Problem details
Reproduce the rows below, from the row with "- bar-12: [277, 183, 298, 312]" up to and including the row with "- bar-11: [255, 173, 276, 312]". Give only those rows.

## START Material

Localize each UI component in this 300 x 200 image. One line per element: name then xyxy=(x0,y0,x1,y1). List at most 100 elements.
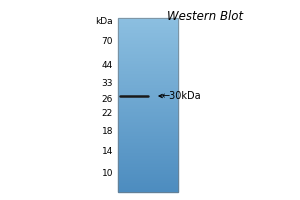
Bar xyxy=(118,83,178,84)
Bar xyxy=(118,178,178,179)
Bar xyxy=(118,120,178,121)
Bar xyxy=(118,133,178,134)
Bar xyxy=(118,86,178,87)
Bar xyxy=(118,75,178,76)
Bar xyxy=(118,78,178,79)
Bar xyxy=(118,36,178,37)
Bar xyxy=(118,66,178,67)
Bar xyxy=(118,58,178,59)
Bar xyxy=(118,162,178,163)
Bar xyxy=(118,79,178,80)
Bar xyxy=(118,151,178,152)
Bar xyxy=(118,173,178,174)
Bar xyxy=(118,26,178,27)
Bar xyxy=(118,110,178,111)
Bar xyxy=(118,92,178,93)
Text: 14: 14 xyxy=(102,146,113,156)
Bar xyxy=(118,124,178,125)
Bar xyxy=(118,114,178,115)
Bar xyxy=(118,184,178,185)
Bar xyxy=(118,121,178,122)
Bar xyxy=(118,62,178,63)
Bar xyxy=(118,156,178,157)
Bar xyxy=(118,46,178,47)
Bar xyxy=(118,30,178,31)
Bar xyxy=(118,18,178,192)
Bar xyxy=(118,148,178,149)
Text: 70: 70 xyxy=(101,38,113,46)
Bar xyxy=(118,29,178,30)
Bar xyxy=(118,102,178,103)
Bar xyxy=(118,50,178,51)
Bar xyxy=(118,108,178,109)
Bar xyxy=(118,187,178,188)
Bar xyxy=(118,87,178,88)
Bar xyxy=(118,27,178,28)
Bar xyxy=(118,109,178,110)
Bar xyxy=(118,93,178,94)
Bar xyxy=(118,61,178,62)
Bar xyxy=(118,74,178,75)
Bar xyxy=(118,28,178,29)
Bar xyxy=(118,70,178,71)
Bar xyxy=(118,163,178,164)
Bar xyxy=(118,166,178,167)
Text: 26: 26 xyxy=(102,96,113,104)
Bar xyxy=(118,33,178,34)
Bar xyxy=(118,139,178,140)
Bar xyxy=(118,67,178,68)
Bar xyxy=(118,191,178,192)
Bar xyxy=(118,94,178,95)
Bar xyxy=(118,103,178,104)
Bar xyxy=(118,118,178,119)
Text: kDa: kDa xyxy=(95,18,113,26)
Bar xyxy=(118,88,178,89)
Bar xyxy=(118,44,178,45)
Bar xyxy=(118,91,178,92)
Bar xyxy=(118,73,178,74)
Bar xyxy=(118,149,178,150)
Bar xyxy=(118,107,178,108)
Bar xyxy=(118,72,178,73)
Bar xyxy=(118,104,178,105)
Bar xyxy=(118,157,178,158)
Bar xyxy=(118,158,178,159)
Bar xyxy=(118,63,178,64)
Bar xyxy=(118,53,178,54)
Bar xyxy=(118,152,178,153)
Bar xyxy=(118,136,178,137)
Bar xyxy=(118,182,178,183)
Bar xyxy=(118,181,178,182)
Bar xyxy=(118,37,178,38)
Bar xyxy=(118,49,178,50)
Bar xyxy=(118,57,178,58)
Bar xyxy=(118,145,178,146)
Bar xyxy=(118,129,178,130)
Bar xyxy=(118,176,178,177)
Bar xyxy=(118,41,178,42)
Bar xyxy=(118,60,178,61)
Text: 10: 10 xyxy=(101,168,113,178)
Bar xyxy=(118,113,178,114)
Bar xyxy=(118,186,178,187)
Bar xyxy=(118,34,178,35)
Bar xyxy=(118,185,178,186)
Bar xyxy=(118,77,178,78)
Bar xyxy=(118,85,178,86)
Bar xyxy=(118,42,178,43)
Text: 18: 18 xyxy=(101,128,113,136)
Bar xyxy=(118,101,178,102)
Bar xyxy=(118,142,178,143)
Bar xyxy=(118,25,178,26)
Bar xyxy=(118,54,178,55)
Bar xyxy=(118,137,178,138)
Bar xyxy=(118,95,178,96)
Bar xyxy=(118,38,178,39)
Bar xyxy=(118,138,178,139)
Bar xyxy=(118,150,178,151)
Bar xyxy=(118,90,178,91)
Bar xyxy=(118,18,178,19)
Bar xyxy=(118,189,178,190)
Bar xyxy=(118,31,178,32)
Bar xyxy=(118,170,178,171)
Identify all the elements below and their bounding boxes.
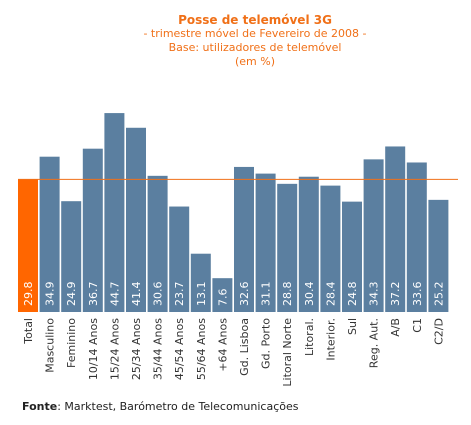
- bar-12: [277, 183, 298, 312]
- data-label-9: 7.6: [216, 289, 229, 307]
- category-label-12: Litoral Norte: [281, 318, 294, 387]
- category-label-3: 10/14 Anos: [87, 318, 100, 380]
- data-label-10: 32.6: [238, 282, 251, 307]
- bar-19: [428, 199, 449, 312]
- data-label-7: 23.7: [173, 282, 186, 307]
- category-label-13: Litoral.: [303, 318, 316, 356]
- data-label-17: 37.2: [389, 282, 402, 307]
- data-label-2: 24.9: [65, 282, 78, 307]
- category-label-7: 45/54 Anos: [173, 318, 186, 380]
- data-label-11: 31.1: [260, 282, 273, 307]
- data-label-0: 29.8: [22, 282, 35, 307]
- bar-9: [212, 278, 233, 312]
- bar-0: [18, 179, 38, 312]
- data-label-1: 34.9: [44, 282, 57, 307]
- category-label-11: Gd. Porto: [260, 318, 273, 369]
- bar-2: [61, 201, 82, 312]
- data-label-18: 33.6: [411, 282, 424, 307]
- category-label-1: Masculino: [44, 318, 57, 373]
- data-label-19: 25.2: [432, 282, 445, 307]
- bar-1: [39, 156, 60, 312]
- bar-3: [82, 148, 103, 312]
- data-label-16: 34.3: [368, 282, 381, 307]
- category-label-14: Interior.: [324, 318, 337, 361]
- data-label-12: 28.8: [281, 282, 294, 307]
- bar-7: [169, 206, 190, 312]
- chart-title: Posse de telemóvel 3G: [178, 13, 332, 27]
- bar-14: [320, 185, 341, 312]
- bar-8: [190, 253, 211, 312]
- data-label-4: 44.7: [108, 282, 121, 307]
- bar-16: [363, 159, 384, 312]
- category-label-6: 35/44 Anos: [152, 318, 165, 380]
- data-label-13: 30.4: [303, 282, 316, 307]
- bar-4: [104, 113, 125, 313]
- data-label-3: 36.7: [87, 282, 100, 307]
- source-note: Fonte: Marktest, Barómetro de Telecomuni…: [22, 400, 298, 413]
- chart-title-block: Posse de telemóvel 3G - trimestre móvel …: [0, 13, 471, 69]
- category-label-4: 15/24 Anos: [108, 318, 121, 380]
- category-label-8: 55/64 Anos: [195, 318, 208, 380]
- source-text: : Marktest, Barómetro de Telecomunicaçõe…: [57, 400, 299, 413]
- bar-17: [385, 146, 406, 312]
- chart-subtitle-line-3: (em %): [234, 55, 275, 68]
- category-label-18: C1: [411, 318, 424, 333]
- chart-subtitle-line-2: Base: utilizadores de telemóvel: [168, 41, 342, 54]
- category-label-17: A/B: [389, 318, 402, 337]
- category-label-15: Sul: [346, 318, 359, 335]
- source-label: Fonte: [22, 400, 58, 413]
- category-label-0: Total: [22, 318, 35, 345]
- bar-10: [234, 166, 254, 312]
- category-label-5: 25/34 Anos: [130, 318, 143, 380]
- bar-15: [342, 201, 362, 312]
- bar-11: [255, 173, 276, 312]
- data-label-5: 41.4: [130, 282, 143, 307]
- data-label-6: 30.6: [152, 282, 165, 307]
- category-label-2: Feminino: [65, 318, 78, 368]
- data-label-15: 24.8: [346, 282, 359, 307]
- data-label-14: 28.4: [324, 282, 337, 307]
- category-label-9: +64 Anos: [216, 318, 229, 372]
- category-label-10: Gd. Lisboa: [238, 318, 251, 376]
- chart-subtitle-line-1: - trimestre móvel de Fevereiro de 2008 -: [143, 27, 367, 40]
- category-label-16: Reg. Aut.: [368, 318, 381, 368]
- bar-13: [298, 176, 319, 312]
- bar-6: [147, 175, 168, 312]
- category-label-19: C2/D: [432, 318, 445, 345]
- bar-5: [126, 127, 146, 313]
- bar-18: [406, 162, 427, 312]
- data-label-8: 13.1: [195, 282, 208, 307]
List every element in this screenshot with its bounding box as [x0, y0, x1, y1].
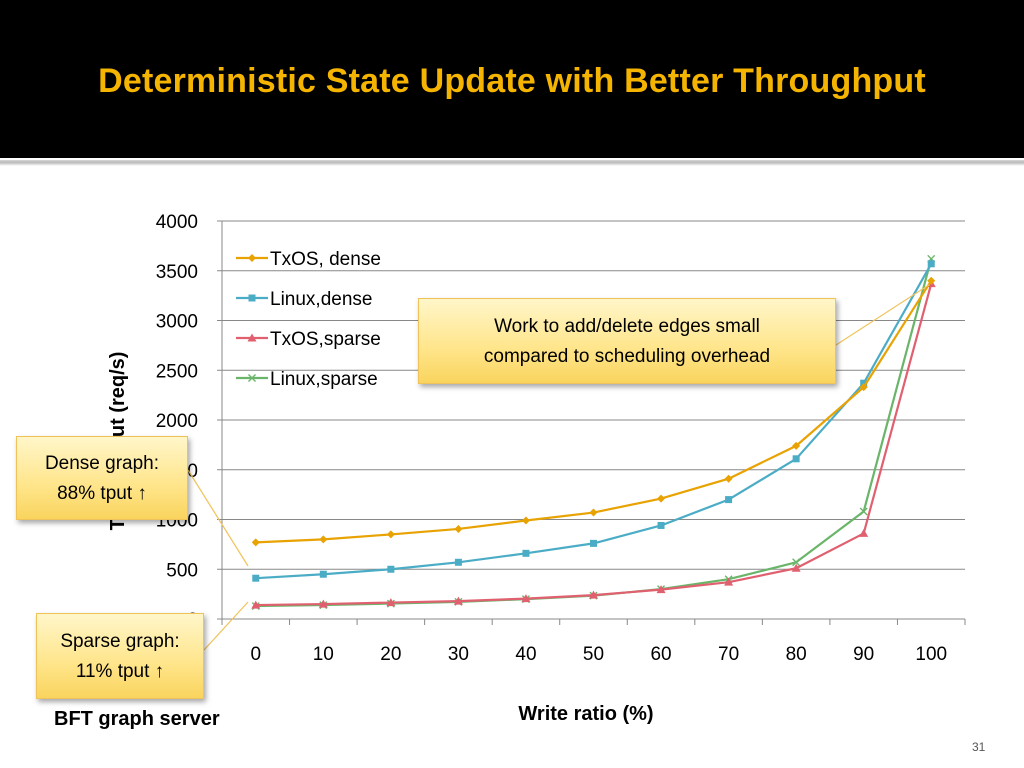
data-point-linux-sparse: [792, 558, 801, 567]
data-point-txos-dense: [792, 441, 801, 450]
data-point-txos-sparse: [318, 599, 328, 608]
data-point-linux-dense: [387, 565, 395, 573]
data-point-linux-dense: [252, 574, 260, 582]
data-point-txos-dense: [724, 474, 733, 483]
y-tick-label: 3000: [156, 312, 198, 333]
data-point-linux-dense: [927, 260, 935, 268]
data-point-txos-sparse: [859, 528, 869, 537]
data-point-txos-sparse: [521, 594, 531, 603]
callout-edge-work: Work to add/delete edges small compared …: [418, 298, 836, 384]
legend-label-txos-dense: TxOS, dense: [270, 249, 381, 270]
callout-dense-line-2: 88% tput ↑: [57, 483, 147, 504]
y-tick-label: 4000: [156, 212, 198, 233]
data-point-linux-dense: [522, 549, 530, 557]
data-point-txos-dense: [454, 524, 463, 533]
page-number: 31: [972, 740, 986, 754]
x-tick-label: 30: [448, 644, 469, 665]
x-tick-label: 40: [515, 644, 536, 665]
data-point-txos-sparse: [724, 577, 734, 586]
data-point-txos-sparse: [453, 596, 463, 605]
title-bar: [0, 0, 1024, 158]
x-tick-label: 10: [313, 644, 334, 665]
y-tick-label: 500: [166, 560, 198, 581]
data-point-txos-sparse: [791, 563, 801, 572]
legend-marker-txos-dense: [248, 254, 256, 262]
callout-leader-lines: [187, 284, 930, 651]
y-tick-label: 2500: [156, 361, 198, 382]
data-point-txos-dense: [386, 530, 395, 539]
x-tick-label: 100: [915, 644, 947, 665]
legend-label-txos-sparse: TxOS,sparse: [270, 329, 381, 350]
series-lines: [251, 254, 936, 611]
data-point-linux-dense: [725, 496, 733, 504]
x-tick-label: 60: [650, 644, 671, 665]
data-point-txos-sparse: [251, 600, 261, 609]
x-tick-label: 20: [380, 644, 401, 665]
data-point-linux-dense: [590, 539, 597, 547]
data-point-txos-sparse: [386, 598, 396, 607]
data-point-linux-dense: [792, 455, 800, 463]
data-point-txos-sparse: [589, 590, 598, 599]
x-tick-label: 80: [786, 644, 807, 665]
callout-sparse-line-1: Sparse graph:: [60, 631, 180, 652]
data-point-txos-dense: [251, 538, 260, 547]
data-point-txos-sparse: [656, 585, 666, 594]
gridlines: [222, 220, 965, 570]
legend-label-linux-sparse: Linux,sparse: [270, 369, 378, 390]
data-point-linux-sparse: [859, 507, 868, 516]
callout-sparse-graph: Sparse graph: 11% tput ↑: [36, 613, 204, 699]
data-point-txos-dense: [927, 276, 936, 285]
x-marker-stroke: [248, 374, 256, 382]
data-point-txos-dense: [521, 516, 530, 525]
callout-edge-work-line-1: Work to add/delete edges small: [494, 316, 760, 337]
x-tick-label: 90: [853, 644, 874, 665]
callout-sparse-line-2: 11% tput ↑: [75, 661, 165, 682]
callout-dense-graph: Dense graph: 88% tput ↑: [16, 436, 188, 520]
legend-marker-linux-dense: [248, 294, 256, 302]
x-tick-label: 70: [718, 644, 739, 665]
data-point-txos-dense: [657, 494, 666, 503]
title-divider: [0, 160, 1024, 166]
data-point-linux-dense: [657, 521, 665, 529]
legend-label-linux-dense: Linux,dense: [270, 289, 372, 310]
y-tick-label: 2000: [156, 411, 198, 432]
footer-label: BFT graph server: [54, 708, 220, 730]
data-point-linux-dense: [319, 570, 327, 578]
y-tick-label: 3500: [156, 262, 198, 283]
leader-line-sparse: [203, 601, 249, 651]
legend-marker-txos-sparse: [247, 333, 257, 342]
leader-line-dense: [187, 469, 249, 567]
x-axis-label: Write ratio (%): [518, 703, 653, 725]
data-point-txos-dense: [319, 535, 328, 544]
x-marker-stroke: [859, 507, 868, 516]
data-point-txos-dense: [859, 383, 868, 392]
x-marker-stroke: [792, 558, 801, 567]
slide-title: Deterministic State Update with Better T…: [98, 62, 926, 100]
x-tick-label: 50: [583, 644, 604, 665]
data-point-linux-dense: [454, 558, 462, 566]
legend: TxOS, dense Linux,dense TxOS,sparse Linux,s…: [236, 249, 381, 390]
leader-line-edge-work: [835, 284, 930, 346]
data-point-txos-dense: [589, 508, 598, 517]
callout-edge-work-line-2: compared to scheduling overhead: [483, 346, 771, 367]
x-tick-label: 0: [250, 644, 261, 665]
callout-dense-line-1: Dense graph:: [44, 453, 160, 474]
legend-marker-linux-sparse: [248, 374, 256, 382]
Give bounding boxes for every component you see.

## END Material

Answer for this exercise
- bar-12: [277, 183, 298, 312]
- data-label-9: 7.6: [216, 289, 229, 307]
- category-label-12: Litoral Norte: [281, 318, 294, 387]
- category-label-3: 10/14 Anos: [87, 318, 100, 380]
- data-label-10: 32.6: [238, 282, 251, 307]
- bar-19: [428, 199, 449, 312]
- data-label-7: 23.7: [173, 282, 186, 307]
- category-label-13: Litoral.: [303, 318, 316, 356]
- data-label-17: 37.2: [389, 282, 402, 307]
- data-label-2: 24.9: [65, 282, 78, 307]
- category-label-7: 45/54 Anos: [173, 318, 186, 380]
- data-label-11: 31.1: [260, 282, 273, 307]
- data-label-0: 29.8: [22, 282, 35, 307]
- bar-9: [212, 278, 233, 312]
- bar-0: [18, 179, 38, 312]
- data-label-1: 34.9: [44, 282, 57, 307]
- category-label-11: Gd. Porto: [260, 318, 273, 369]
- bar-2: [61, 201, 82, 312]
- data-label-18: 33.6: [411, 282, 424, 307]
- category-label-1: Masculino: [44, 318, 57, 373]
- data-label-19: 25.2: [432, 282, 445, 307]
- bar-1: [39, 156, 60, 312]
- bar-3: [82, 148, 103, 312]
- data-label-16: 34.3: [368, 282, 381, 307]
- category-label-14: Interior.: [324, 318, 337, 361]
- data-label-12: 28.8: [281, 282, 294, 307]
- bar-7: [169, 206, 190, 312]
- chart-title: Posse de telemóvel 3G: [178, 13, 332, 27]
- bar-14: [320, 185, 341, 312]
- bar-8: [190, 253, 211, 312]
- data-label-4: 44.7: [108, 282, 121, 307]
- bar-16: [363, 159, 384, 312]
- category-label-6: 35/44 Anos: [152, 318, 165, 380]
- data-label-13: 30.4: [303, 282, 316, 307]
- bar-4: [104, 113, 125, 313]
- data-label-3: 36.7: [87, 282, 100, 307]
- source-note: Fonte: Marktest, Barómetro de Telecomuni…: [22, 400, 298, 413]
- chart-title-block: Posse de telemóvel 3G - trimestre móvel …: [0, 13, 471, 69]
- category-label-4: 15/24 Anos: [108, 318, 121, 380]
- category-label-8: 55/64 Anos: [195, 318, 208, 380]
- source-text: : Marktest, Barómetro de Telecomunicaçõe…: [57, 400, 299, 413]
- bar-17: [385, 146, 406, 312]
- chart-subtitle-line-3: (em %): [234, 55, 275, 68]
- category-label-18: C1: [411, 318, 424, 333]
- chart-subtitle-line-2: Base: utilizadores de telemóvel: [168, 41, 342, 54]
- category-label-17: A/B: [389, 318, 402, 337]
- category-label-15: Sul: [346, 318, 359, 335]
- source-label: Fonte: [22, 400, 58, 413]
- category-label-0: Total: [22, 318, 35, 345]
- bar-10: [234, 166, 254, 312]
- category-label-5: 25/34 Anos: [130, 318, 143, 380]
- bar-15: [342, 201, 362, 312]
- bar-11: [255, 173, 276, 312]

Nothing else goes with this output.